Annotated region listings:
==*==

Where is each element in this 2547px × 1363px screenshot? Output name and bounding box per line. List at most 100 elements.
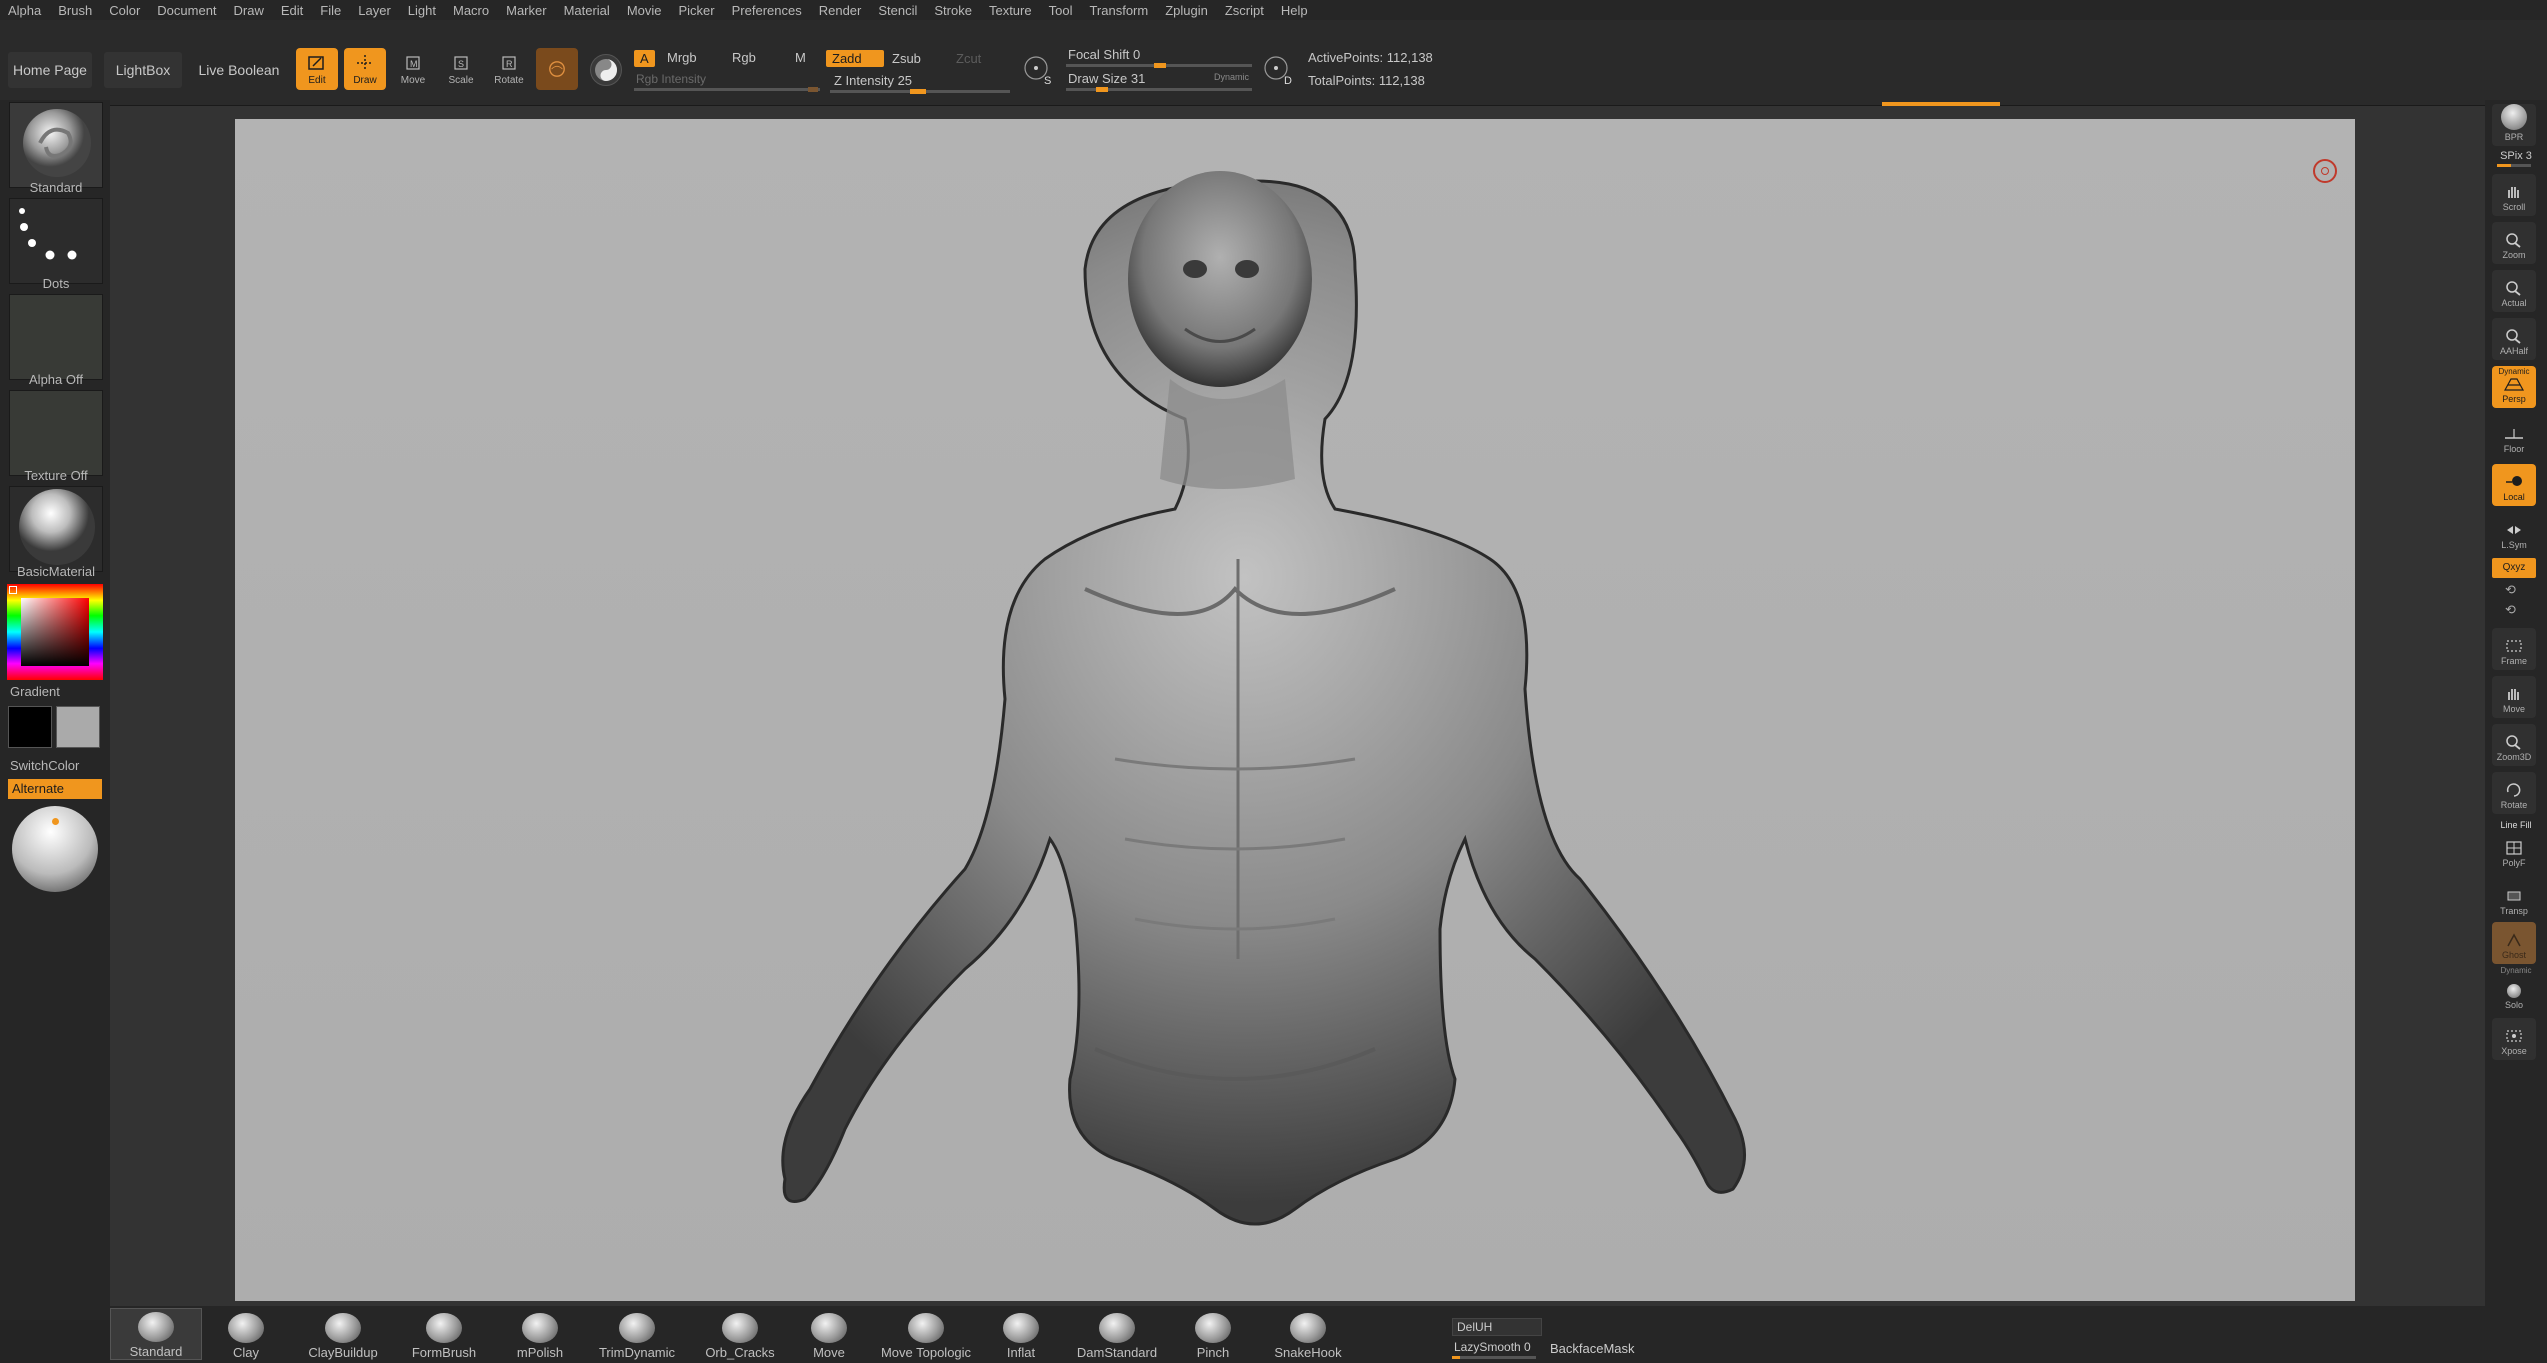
alternate-button[interactable]: Alternate [8,779,102,799]
xyz-toggle[interactable]: Qxyz [2492,558,2536,578]
brush-pinch[interactable]: Pinch [1190,1308,1236,1360]
menu-macro[interactable]: Macro [453,3,489,18]
menu-preferences[interactable]: Preferences [732,3,802,18]
gradient-label[interactable]: Gradient [10,684,60,699]
rotate-view-button[interactable]: Rotate [2492,772,2536,814]
menu-document[interactable]: Document [157,3,216,18]
brush-formbrush[interactable]: FormBrush [408,1308,480,1360]
brush-thumbnail[interactable] [9,102,103,188]
aahalf-button[interactable]: AAHalf [2492,318,2536,360]
rgb-intensity-handle[interactable] [808,87,818,92]
brush-claybuildup[interactable]: ClayBuildup [306,1308,380,1360]
dynamic-toggle[interactable]: Dynamic [1214,72,1249,82]
brush-inflat[interactable]: Inflat [996,1308,1046,1360]
z-intensity-slider[interactable]: Z Intensity 25 [834,73,912,88]
menu-alpha[interactable]: Alpha [8,3,41,18]
sculptris-pro-button[interactable] [536,48,578,90]
spix-track[interactable] [2497,164,2531,167]
zcut-button[interactable]: Zcut [956,51,981,66]
rgb-intensity-slider[interactable]: Rgb Intensity [636,72,706,86]
m-button[interactable]: M [795,50,806,65]
focal-shift-slider[interactable]: Focal Shift 0 [1068,47,1140,62]
secondary-color-swatch[interactable] [56,706,100,748]
menu-file[interactable]: File [320,3,341,18]
lsym-button[interactable]: L.Sym [2492,512,2536,554]
scale-button[interactable]: S Scale [440,48,482,90]
brush-damstandard[interactable]: DamStandard [1074,1308,1160,1360]
bpr-button[interactable]: BPR [2492,104,2536,146]
menu-transform[interactable]: Transform [1089,3,1148,18]
menu-tool[interactable]: Tool [1049,3,1073,18]
local-button[interactable]: Local [2492,464,2536,506]
switchcolor-button[interactable]: SwitchColor [10,758,79,773]
stroke-thumbnail[interactable] [9,198,103,284]
menu-brush[interactable]: Brush [58,3,92,18]
menu-help[interactable]: Help [1281,3,1308,18]
move-button[interactable]: M Move [392,48,434,90]
rgb-button[interactable]: Rgb [732,50,756,65]
draw-size-track[interactable] [1066,88,1252,91]
brush-trimdynamic[interactable]: TrimDynamic [596,1308,678,1360]
scroll-button[interactable]: Scroll [2492,174,2536,216]
ghost-button[interactable]: Ghost [2492,922,2536,964]
alpha-thumbnail[interactable] [9,294,103,380]
brush-move[interactable]: Move [806,1308,852,1360]
zoom-button[interactable]: Zoom [2492,222,2536,264]
edit-button[interactable]: Edit [296,48,338,90]
color-picker[interactable] [7,584,103,680]
move-view-button[interactable]: Move [2492,676,2536,718]
d-target-icon[interactable]: D [1262,54,1294,87]
rotate-button[interactable]: R Rotate [488,48,530,90]
light-position-marker[interactable] [52,818,59,825]
material-thumbnail[interactable] [9,486,103,572]
draw-size-handle[interactable] [1096,87,1108,92]
polyf-button[interactable]: PolyF [2492,830,2536,872]
lazy-smooth-track[interactable] [1452,1356,1536,1359]
saturation-value-square[interactable] [21,598,89,666]
menu-zscript[interactable]: Zscript [1225,3,1264,18]
brush-clay[interactable]: Clay [218,1308,274,1360]
backface-mask-button[interactable]: BackfaceMask [1550,1341,1635,1356]
torso-model[interactable] [235,119,2355,1301]
draw-size-slider[interactable]: Draw Size 31 [1068,71,1145,86]
home-page-button[interactable]: Home Page [8,52,92,88]
zsub-button[interactable]: Zsub [892,51,921,66]
menu-movie[interactable]: Movie [627,3,662,18]
brush-mpolish[interactable]: mPolish [512,1308,568,1360]
brush-snakehook[interactable]: SnakeHook [1270,1308,1346,1360]
persp-button[interactable]: Dynamic Persp [2492,366,2536,408]
zoom3d-button[interactable]: Zoom3D [2492,724,2536,766]
menu-zplugin[interactable]: Zplugin [1165,3,1208,18]
lightbox-button[interactable]: LightBox [104,52,182,88]
brush-move-topologic[interactable]: Move Topologic [876,1308,976,1360]
menu-light[interactable]: Light [408,3,436,18]
brush-standard[interactable]: Standard [110,1308,202,1360]
z-intensity-handle[interactable] [910,89,926,94]
spix-slider[interactable]: SPix 3 [2487,150,2545,162]
menu-marker[interactable]: Marker [506,3,546,18]
viewport-canvas[interactable] [235,119,2355,1301]
draw-button[interactable]: Draw [344,48,386,90]
transp-button[interactable]: Transp [2492,878,2536,920]
rgb-intensity-track[interactable] [634,88,820,91]
s-target-icon[interactable]: S [1022,54,1054,87]
live-boolean-button[interactable]: Live Boolean [194,52,284,88]
floor-button[interactable]: Floor [2492,416,2536,458]
menu-edit[interactable]: Edit [281,3,303,18]
solo-button[interactable]: Solo [2492,972,2536,1014]
a-toggle[interactable]: A [634,50,655,67]
main-color-swatch[interactable] [8,706,52,748]
brush-orb-cracks[interactable]: Orb_Cracks [700,1308,780,1360]
menu-texture[interactable]: Texture [989,3,1032,18]
menu-picker[interactable]: Picker [679,3,715,18]
texture-thumbnail[interactable] [9,390,103,476]
menu-draw[interactable]: Draw [234,3,264,18]
menu-material[interactable]: Material [564,3,610,18]
frame-button[interactable]: Frame [2492,628,2536,670]
menu-color[interactable]: Color [109,3,140,18]
yin-yang-icon[interactable] [590,54,622,86]
light-sphere[interactable] [12,806,98,892]
zadd-button[interactable]: Zadd [826,50,884,67]
deluh-button[interactable]: DelUH [1452,1318,1542,1336]
menu-stroke[interactable]: Stroke [934,3,972,18]
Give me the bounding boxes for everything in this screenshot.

==*==

Task to carry out
Write out every line of the material above verbatim, leaving out the pictures.

Output of the task
Where is each element in this 2547px × 1363px screenshot? Output name and bounding box per line. List at most 100 elements.
alternate-button[interactable]: Alternate [8,779,102,799]
xyz-toggle[interactable]: Qxyz [2492,558,2536,578]
brush-pinch[interactable]: Pinch [1190,1308,1236,1360]
menu-macro[interactable]: Macro [453,3,489,18]
menu-preferences[interactable]: Preferences [732,3,802,18]
gradient-label[interactable]: Gradient [10,684,60,699]
rotate-view-button[interactable]: Rotate [2492,772,2536,814]
menu-document[interactable]: Document [157,3,216,18]
brush-formbrush[interactable]: FormBrush [408,1308,480,1360]
brush-thumbnail[interactable] [9,102,103,188]
aahalf-button[interactable]: AAHalf [2492,318,2536,360]
rgb-intensity-handle[interactable] [808,87,818,92]
brush-claybuildup[interactable]: ClayBuildup [306,1308,380,1360]
dynamic-toggle[interactable]: Dynamic [1214,72,1249,82]
brush-inflat[interactable]: Inflat [996,1308,1046,1360]
z-intensity-slider[interactable]: Z Intensity 25 [834,73,912,88]
menu-alpha[interactable]: Alpha [8,3,41,18]
sculptris-pro-button[interactable] [536,48,578,90]
spix-track[interactable] [2497,164,2531,167]
zcut-button[interactable]: Zcut [956,51,981,66]
rgb-intensity-slider[interactable]: Rgb Intensity [636,72,706,86]
m-button[interactable]: M [795,50,806,65]
focal-shift-slider[interactable]: Focal Shift 0 [1068,47,1140,62]
secondary-color-swatch[interactable] [56,706,100,748]
menu-file[interactable]: File [320,3,341,18]
lsym-button[interactable]: L.Sym [2492,512,2536,554]
scale-button[interactable]: S Scale [440,48,482,90]
brush-damstandard[interactable]: DamStandard [1074,1308,1160,1360]
bpr-button[interactable]: BPR [2492,104,2536,146]
menu-transform[interactable]: Transform [1089,3,1148,18]
menu-tool[interactable]: Tool [1049,3,1073,18]
local-button[interactable]: Local [2492,464,2536,506]
switchcolor-button[interactable]: SwitchColor [10,758,79,773]
stroke-thumbnail[interactable] [9,198,103,284]
menu-brush[interactable]: Brush [58,3,92,18]
menu-help[interactable]: Help [1281,3,1308,18]
move-button[interactable]: M Move [392,48,434,90]
rgb-button[interactable]: Rgb [732,50,756,65]
draw-size-track[interactable] [1066,88,1252,91]
brush-trimdynamic[interactable]: TrimDynamic [596,1308,678,1360]
scroll-button[interactable]: Scroll [2492,174,2536,216]
ghost-button[interactable]: Ghost [2492,922,2536,964]
alpha-thumbnail[interactable] [9,294,103,380]
brush-move[interactable]: Move [806,1308,852,1360]
zoom-button[interactable]: Zoom [2492,222,2536,264]
edit-button[interactable]: Edit [296,48,338,90]
color-picker[interactable] [7,584,103,680]
move-view-button[interactable]: Move [2492,676,2536,718]
d-target-icon[interactable]: D [1262,54,1294,87]
rotate-button[interactable]: R Rotate [488,48,530,90]
light-position-marker[interactable] [52,818,59,825]
material-thumbnail[interactable] [9,486,103,572]
draw-size-handle[interactable] [1096,87,1108,92]
polyf-button[interactable]: PolyF [2492,830,2536,872]
lazy-smooth-track[interactable] [1452,1356,1536,1359]
saturation-value-square[interactable] [21,598,89,666]
menu-zscript[interactable]: Zscript [1225,3,1264,18]
brush-clay[interactable]: Clay [218,1308,274,1360]
backface-mask-button[interactable]: BackfaceMask [1550,1341,1635,1356]
torso-model[interactable] [235,119,2355,1301]
draw-size-slider[interactable]: Draw Size 31 [1068,71,1145,86]
home-page-button[interactable]: Home Page [8,52,92,88]
zsub-button[interactable]: Zsub [892,51,921,66]
menu-movie[interactable]: Movie [627,3,662,18]
brush-mpolish[interactable]: mPolish [512,1308,568,1360]
brush-snakehook[interactable]: SnakeHook [1270,1308,1346,1360]
persp-button[interactable]: Dynamic Persp [2492,366,2536,408]
zoom3d-button[interactable]: Zoom3D [2492,724,2536,766]
menu-zplugin[interactable]: Zplugin [1165,3,1208,18]
lightbox-button[interactable]: LightBox [104,52,182,88]
brush-move-topologic[interactable]: Move Topologic [876,1308,976,1360]
menu-light[interactable]: Light [408,3,436,18]
brush-standard[interactable]: Standard [110,1308,202,1360]
z-intensity-handle[interactable] [910,89,926,94]
spix-slider[interactable]: SPix 3 [2487,150,2545,162]
menu-marker[interactable]: Marker [506,3,546,18]
viewport-canvas[interactable] [235,119,2355,1301]
draw-button[interactable]: Draw [344,48,386,90]
transp-button[interactable]: Transp [2492,878,2536,920]
rgb-intensity-track[interactable] [634,88,820,91]
s-target-icon[interactable]: S [1022,54,1054,87]
live-boolean-button[interactable]: Live Boolean [194,52,284,88]
floor-button[interactable]: Floor [2492,416,2536,458]
menu-edit[interactable]: Edit [281,3,303,18]
solo-button[interactable]: Solo [2492,972,2536,1014]
a-toggle[interactable]: A [634,50,655,67]
main-color-swatch[interactable] [8,706,52,748]
brush-orb-cracks[interactable]: Orb_Cracks [700,1308,780,1360]
menu-texture[interactable]: Texture [989,3,1032,18]
menu-picker[interactable]: Picker [679,3,715,18]
texture-thumbnail[interactable] [9,390,103,476]
menu-draw[interactable]: Draw [234,3,264,18]
menu-material[interactable]: Material [564,3,610,18]
frame-button[interactable]: Frame [2492,628,2536,670]
menu-color[interactable]: Color [109,3,140,18]
yin-yang-icon[interactable] [590,54,622,86]
light-sphere[interactable] [12,806,98,892]
zadd-button[interactable]: Zadd [826,50,884,67]
deluh-button[interactable]: DelUH [1452,1318,1542,1336]
menu-stroke[interactable]: Stroke [934,3,972,18]
Give me the bounding boxes for everything in this screenshot.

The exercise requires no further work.